Written task: Wherever the word "Global" turns up in a line of the entries, copy that line.

Supplied material:
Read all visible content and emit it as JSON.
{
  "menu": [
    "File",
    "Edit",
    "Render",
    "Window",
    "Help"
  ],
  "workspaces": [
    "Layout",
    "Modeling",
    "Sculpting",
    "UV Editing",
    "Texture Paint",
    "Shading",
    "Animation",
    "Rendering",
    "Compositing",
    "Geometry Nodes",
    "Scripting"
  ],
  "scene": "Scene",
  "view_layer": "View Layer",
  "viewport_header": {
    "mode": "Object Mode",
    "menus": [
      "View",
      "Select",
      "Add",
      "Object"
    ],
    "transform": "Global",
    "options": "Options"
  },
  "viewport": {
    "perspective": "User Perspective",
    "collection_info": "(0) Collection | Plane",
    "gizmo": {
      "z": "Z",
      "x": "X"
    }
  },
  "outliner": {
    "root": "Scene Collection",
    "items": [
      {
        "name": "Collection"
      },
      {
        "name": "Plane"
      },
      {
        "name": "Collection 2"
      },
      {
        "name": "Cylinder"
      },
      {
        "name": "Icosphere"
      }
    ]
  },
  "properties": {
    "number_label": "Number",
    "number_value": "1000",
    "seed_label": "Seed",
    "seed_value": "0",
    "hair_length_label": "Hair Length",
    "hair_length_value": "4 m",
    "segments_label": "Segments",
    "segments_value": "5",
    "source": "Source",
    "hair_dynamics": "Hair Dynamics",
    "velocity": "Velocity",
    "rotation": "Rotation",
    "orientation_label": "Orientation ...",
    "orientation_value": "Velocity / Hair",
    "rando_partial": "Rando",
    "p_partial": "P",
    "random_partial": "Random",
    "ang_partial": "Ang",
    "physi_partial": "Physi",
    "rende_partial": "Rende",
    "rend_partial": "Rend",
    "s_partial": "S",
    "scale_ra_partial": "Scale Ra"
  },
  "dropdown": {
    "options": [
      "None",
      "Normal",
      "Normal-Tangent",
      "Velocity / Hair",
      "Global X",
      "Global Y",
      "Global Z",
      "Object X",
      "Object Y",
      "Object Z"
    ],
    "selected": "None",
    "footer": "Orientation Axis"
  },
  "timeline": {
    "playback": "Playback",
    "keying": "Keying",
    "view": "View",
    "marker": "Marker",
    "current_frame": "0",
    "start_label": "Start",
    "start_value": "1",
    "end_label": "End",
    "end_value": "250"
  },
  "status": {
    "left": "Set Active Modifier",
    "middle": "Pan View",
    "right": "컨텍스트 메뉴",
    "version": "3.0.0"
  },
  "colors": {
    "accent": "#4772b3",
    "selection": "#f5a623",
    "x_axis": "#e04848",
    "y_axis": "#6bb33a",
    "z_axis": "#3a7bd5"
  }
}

Result for this task:
    "transform": "Global",
      "Global X",
      "Global Y",
      "Global Z",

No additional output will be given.